Below are some records. Count the lines with "What" in them and give nothing but the total.

• Records shown:
——————

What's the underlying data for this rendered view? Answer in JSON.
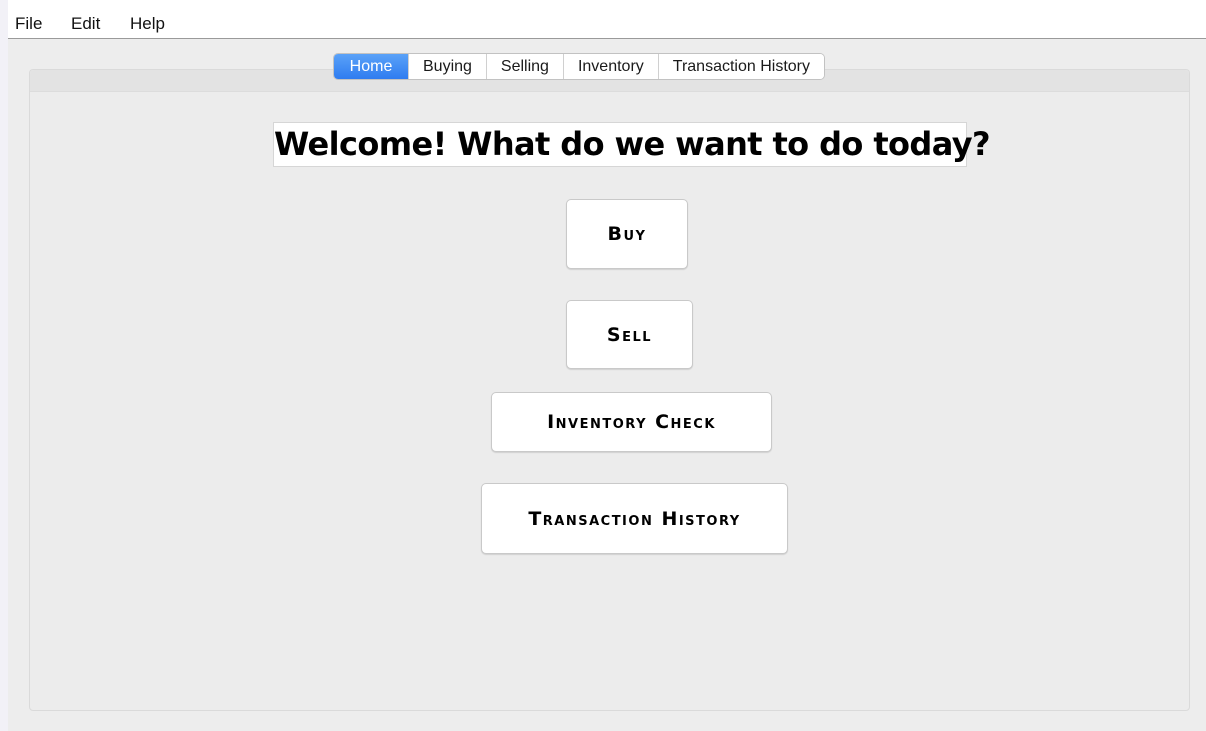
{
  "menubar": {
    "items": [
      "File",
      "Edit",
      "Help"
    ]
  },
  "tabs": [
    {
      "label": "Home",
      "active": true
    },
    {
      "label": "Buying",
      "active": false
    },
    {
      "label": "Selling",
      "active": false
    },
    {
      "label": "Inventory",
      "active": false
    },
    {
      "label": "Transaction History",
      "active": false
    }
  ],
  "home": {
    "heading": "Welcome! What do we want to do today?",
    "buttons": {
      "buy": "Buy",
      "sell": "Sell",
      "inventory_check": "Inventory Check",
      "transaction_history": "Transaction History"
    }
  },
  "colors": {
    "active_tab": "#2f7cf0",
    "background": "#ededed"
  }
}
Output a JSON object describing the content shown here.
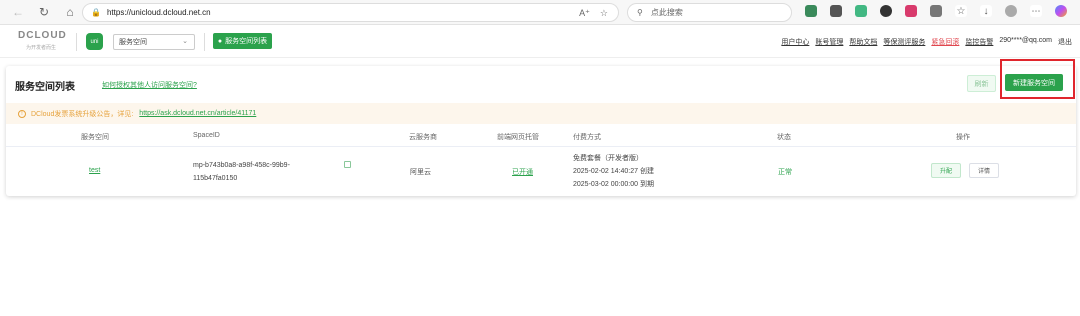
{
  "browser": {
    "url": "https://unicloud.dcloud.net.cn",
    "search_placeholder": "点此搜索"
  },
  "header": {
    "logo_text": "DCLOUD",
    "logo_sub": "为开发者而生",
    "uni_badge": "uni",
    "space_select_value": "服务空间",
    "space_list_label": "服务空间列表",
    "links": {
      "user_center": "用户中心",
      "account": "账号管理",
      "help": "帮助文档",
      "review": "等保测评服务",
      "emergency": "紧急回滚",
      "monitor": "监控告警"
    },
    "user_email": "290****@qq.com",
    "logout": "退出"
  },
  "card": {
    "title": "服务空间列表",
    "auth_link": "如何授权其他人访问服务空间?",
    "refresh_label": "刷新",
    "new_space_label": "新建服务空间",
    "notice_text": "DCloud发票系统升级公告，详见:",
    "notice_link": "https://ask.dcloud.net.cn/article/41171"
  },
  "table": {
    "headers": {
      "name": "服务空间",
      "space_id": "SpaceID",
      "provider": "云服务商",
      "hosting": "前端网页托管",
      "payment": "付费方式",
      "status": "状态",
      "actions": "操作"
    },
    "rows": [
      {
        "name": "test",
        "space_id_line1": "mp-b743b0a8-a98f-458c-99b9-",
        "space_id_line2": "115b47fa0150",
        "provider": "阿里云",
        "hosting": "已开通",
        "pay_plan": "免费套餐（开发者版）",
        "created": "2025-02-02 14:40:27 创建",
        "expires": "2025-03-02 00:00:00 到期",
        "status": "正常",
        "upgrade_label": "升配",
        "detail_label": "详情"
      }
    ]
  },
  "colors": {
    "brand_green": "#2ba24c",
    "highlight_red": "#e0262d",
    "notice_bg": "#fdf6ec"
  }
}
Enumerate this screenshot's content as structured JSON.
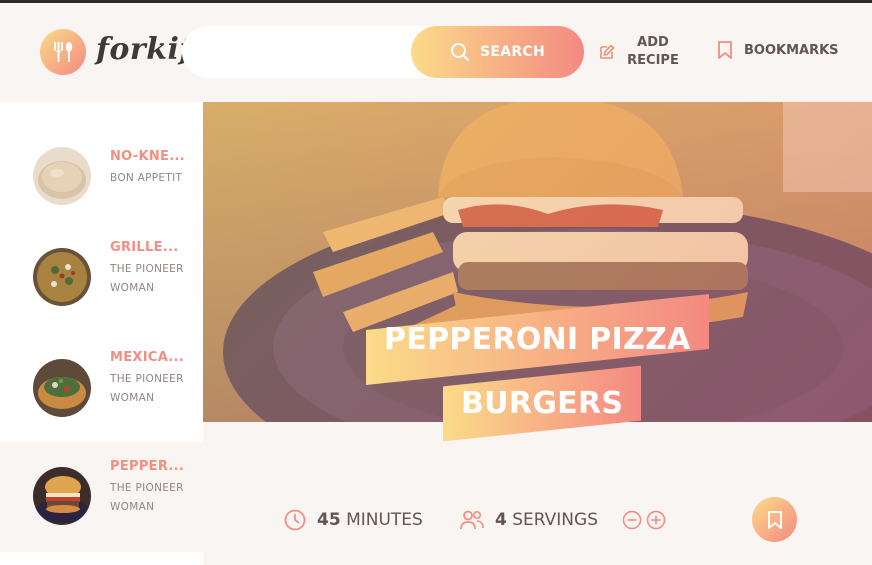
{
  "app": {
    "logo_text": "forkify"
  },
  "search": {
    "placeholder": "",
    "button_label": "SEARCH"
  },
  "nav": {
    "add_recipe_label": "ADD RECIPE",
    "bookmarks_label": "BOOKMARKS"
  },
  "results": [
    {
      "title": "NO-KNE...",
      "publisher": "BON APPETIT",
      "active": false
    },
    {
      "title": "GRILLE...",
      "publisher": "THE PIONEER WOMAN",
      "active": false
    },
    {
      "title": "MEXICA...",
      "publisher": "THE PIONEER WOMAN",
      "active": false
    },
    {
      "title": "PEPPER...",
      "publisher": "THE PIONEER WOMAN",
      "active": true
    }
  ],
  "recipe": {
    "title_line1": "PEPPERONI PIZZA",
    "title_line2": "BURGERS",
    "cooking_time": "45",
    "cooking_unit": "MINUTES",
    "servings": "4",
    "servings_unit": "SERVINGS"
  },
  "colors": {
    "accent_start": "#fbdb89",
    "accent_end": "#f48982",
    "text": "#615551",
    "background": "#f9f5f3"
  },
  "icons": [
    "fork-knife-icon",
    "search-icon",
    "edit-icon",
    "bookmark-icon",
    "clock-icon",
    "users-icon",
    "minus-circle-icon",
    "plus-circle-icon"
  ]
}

——————

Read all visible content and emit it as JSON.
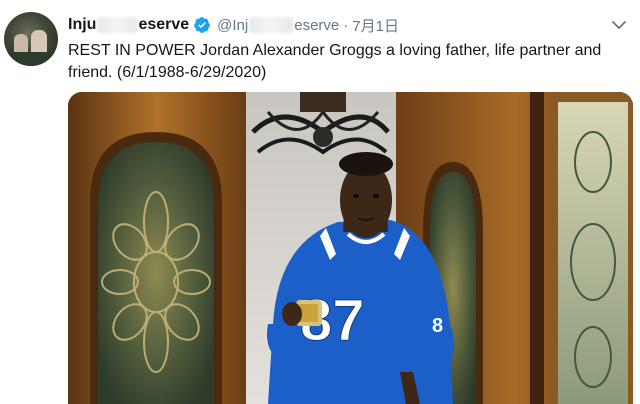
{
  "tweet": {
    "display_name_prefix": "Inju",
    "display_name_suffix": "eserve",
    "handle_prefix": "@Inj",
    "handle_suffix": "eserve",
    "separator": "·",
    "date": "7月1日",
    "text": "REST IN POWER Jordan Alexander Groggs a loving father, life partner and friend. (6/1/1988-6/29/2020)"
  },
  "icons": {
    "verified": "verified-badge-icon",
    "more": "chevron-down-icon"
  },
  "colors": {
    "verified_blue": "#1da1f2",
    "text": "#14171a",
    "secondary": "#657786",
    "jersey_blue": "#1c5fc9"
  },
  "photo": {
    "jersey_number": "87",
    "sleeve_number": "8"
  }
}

——————

• Reply:
2